%%
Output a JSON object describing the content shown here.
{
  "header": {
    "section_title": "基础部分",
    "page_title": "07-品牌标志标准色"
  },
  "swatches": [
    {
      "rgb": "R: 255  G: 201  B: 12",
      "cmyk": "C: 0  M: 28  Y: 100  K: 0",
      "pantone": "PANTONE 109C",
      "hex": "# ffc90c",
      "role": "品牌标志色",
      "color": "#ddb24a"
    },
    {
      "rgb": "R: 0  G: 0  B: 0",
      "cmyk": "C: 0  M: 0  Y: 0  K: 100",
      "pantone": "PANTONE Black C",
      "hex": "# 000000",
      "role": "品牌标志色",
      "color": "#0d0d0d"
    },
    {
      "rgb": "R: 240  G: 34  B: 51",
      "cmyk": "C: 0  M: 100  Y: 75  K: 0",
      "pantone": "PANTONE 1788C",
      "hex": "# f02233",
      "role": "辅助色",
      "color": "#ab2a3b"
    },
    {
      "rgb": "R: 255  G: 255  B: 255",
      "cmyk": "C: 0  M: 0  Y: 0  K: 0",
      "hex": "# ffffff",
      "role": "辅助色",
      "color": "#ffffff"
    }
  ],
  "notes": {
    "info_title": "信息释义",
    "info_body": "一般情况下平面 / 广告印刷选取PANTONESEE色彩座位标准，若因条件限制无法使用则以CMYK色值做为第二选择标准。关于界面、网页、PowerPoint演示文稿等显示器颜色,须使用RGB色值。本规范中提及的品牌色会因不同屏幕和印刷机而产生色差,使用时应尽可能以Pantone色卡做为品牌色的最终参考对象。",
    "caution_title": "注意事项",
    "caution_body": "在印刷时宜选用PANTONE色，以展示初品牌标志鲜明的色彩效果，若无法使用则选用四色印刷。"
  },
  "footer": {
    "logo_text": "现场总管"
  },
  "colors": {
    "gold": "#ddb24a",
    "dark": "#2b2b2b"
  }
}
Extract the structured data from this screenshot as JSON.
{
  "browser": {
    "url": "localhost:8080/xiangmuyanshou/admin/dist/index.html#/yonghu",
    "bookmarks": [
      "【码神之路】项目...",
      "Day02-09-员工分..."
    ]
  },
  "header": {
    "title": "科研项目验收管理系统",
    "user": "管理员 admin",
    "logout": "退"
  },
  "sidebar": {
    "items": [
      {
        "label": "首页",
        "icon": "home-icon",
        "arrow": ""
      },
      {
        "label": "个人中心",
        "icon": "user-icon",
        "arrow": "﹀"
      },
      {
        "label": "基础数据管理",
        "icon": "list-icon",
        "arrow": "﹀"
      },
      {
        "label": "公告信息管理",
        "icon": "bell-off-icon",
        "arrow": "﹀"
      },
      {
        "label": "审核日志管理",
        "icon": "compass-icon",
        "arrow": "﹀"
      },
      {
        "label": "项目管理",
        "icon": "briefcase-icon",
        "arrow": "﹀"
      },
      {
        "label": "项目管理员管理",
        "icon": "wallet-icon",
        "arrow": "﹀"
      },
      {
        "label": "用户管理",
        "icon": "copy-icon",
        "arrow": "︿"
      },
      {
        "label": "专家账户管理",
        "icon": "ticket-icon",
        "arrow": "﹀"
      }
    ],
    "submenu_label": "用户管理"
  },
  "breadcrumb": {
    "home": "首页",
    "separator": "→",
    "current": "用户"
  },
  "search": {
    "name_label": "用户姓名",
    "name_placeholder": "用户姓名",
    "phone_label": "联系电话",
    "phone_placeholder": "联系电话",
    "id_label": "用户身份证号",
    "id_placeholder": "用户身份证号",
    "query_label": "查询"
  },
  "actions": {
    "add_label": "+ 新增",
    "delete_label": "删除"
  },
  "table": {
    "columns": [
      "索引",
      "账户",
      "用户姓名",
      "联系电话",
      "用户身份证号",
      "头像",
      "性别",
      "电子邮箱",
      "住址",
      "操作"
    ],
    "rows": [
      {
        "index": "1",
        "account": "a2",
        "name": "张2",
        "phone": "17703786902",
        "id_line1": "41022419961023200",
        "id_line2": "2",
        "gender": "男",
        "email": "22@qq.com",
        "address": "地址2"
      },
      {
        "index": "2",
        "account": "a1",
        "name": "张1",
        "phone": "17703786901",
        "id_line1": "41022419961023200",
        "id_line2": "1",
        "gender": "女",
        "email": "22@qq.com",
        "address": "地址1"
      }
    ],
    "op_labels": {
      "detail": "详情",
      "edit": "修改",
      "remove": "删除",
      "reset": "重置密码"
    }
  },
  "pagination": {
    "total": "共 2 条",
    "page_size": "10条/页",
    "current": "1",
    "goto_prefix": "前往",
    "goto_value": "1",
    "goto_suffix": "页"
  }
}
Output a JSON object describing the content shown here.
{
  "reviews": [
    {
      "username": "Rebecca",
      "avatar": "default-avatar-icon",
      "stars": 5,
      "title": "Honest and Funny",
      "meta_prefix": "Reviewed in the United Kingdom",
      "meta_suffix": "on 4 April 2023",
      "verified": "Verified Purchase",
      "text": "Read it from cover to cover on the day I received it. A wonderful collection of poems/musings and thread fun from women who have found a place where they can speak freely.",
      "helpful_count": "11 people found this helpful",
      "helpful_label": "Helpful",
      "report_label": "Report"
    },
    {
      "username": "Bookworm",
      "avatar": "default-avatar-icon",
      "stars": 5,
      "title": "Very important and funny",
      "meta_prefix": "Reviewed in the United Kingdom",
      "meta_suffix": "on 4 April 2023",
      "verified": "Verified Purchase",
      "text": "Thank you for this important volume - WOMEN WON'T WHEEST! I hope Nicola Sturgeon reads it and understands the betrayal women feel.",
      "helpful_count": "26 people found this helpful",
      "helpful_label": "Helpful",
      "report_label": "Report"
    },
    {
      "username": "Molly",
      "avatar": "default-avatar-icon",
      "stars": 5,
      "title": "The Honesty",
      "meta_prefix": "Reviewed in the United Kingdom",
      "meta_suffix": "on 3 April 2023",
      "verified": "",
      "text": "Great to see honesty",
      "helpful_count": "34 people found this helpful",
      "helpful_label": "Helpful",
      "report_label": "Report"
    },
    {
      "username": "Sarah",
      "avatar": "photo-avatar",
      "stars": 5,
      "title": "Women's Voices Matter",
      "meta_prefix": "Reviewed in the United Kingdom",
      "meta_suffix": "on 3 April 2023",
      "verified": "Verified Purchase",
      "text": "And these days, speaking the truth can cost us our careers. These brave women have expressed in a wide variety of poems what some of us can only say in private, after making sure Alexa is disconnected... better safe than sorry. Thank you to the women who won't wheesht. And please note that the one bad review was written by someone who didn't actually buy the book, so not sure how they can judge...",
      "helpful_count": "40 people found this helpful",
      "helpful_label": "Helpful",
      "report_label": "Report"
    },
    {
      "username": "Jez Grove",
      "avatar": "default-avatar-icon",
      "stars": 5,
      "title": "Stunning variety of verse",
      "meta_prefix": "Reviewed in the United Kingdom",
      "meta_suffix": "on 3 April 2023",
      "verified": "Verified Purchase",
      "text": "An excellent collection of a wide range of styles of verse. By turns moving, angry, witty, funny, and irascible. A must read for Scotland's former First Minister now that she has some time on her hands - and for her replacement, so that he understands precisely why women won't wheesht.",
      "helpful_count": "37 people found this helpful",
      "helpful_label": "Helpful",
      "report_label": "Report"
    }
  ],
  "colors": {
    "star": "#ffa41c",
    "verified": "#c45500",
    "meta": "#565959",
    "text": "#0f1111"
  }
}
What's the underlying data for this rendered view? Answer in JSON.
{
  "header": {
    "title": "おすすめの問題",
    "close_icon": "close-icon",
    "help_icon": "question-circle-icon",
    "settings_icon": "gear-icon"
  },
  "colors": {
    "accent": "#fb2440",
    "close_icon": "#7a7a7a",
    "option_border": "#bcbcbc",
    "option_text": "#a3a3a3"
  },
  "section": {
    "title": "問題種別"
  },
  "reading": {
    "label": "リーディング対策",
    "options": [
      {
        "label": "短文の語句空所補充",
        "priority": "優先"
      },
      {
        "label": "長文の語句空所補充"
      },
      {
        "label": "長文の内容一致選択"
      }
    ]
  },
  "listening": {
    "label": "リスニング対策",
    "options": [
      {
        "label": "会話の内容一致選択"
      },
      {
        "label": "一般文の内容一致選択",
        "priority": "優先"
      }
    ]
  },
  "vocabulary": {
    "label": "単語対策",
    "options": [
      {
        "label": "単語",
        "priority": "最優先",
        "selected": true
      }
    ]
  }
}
%%
# OBJECTIVE:
Go through the data above and find the lines with the word "JSON". Copy each of those lines.

# TASK ANSWER:
Output a JSON object describing the content shown here.
Extract the structured data from this screenshot as JSON.
Output a JSON object describing the content shown here.
What's the underlying data for this rendered view? Answer in JSON.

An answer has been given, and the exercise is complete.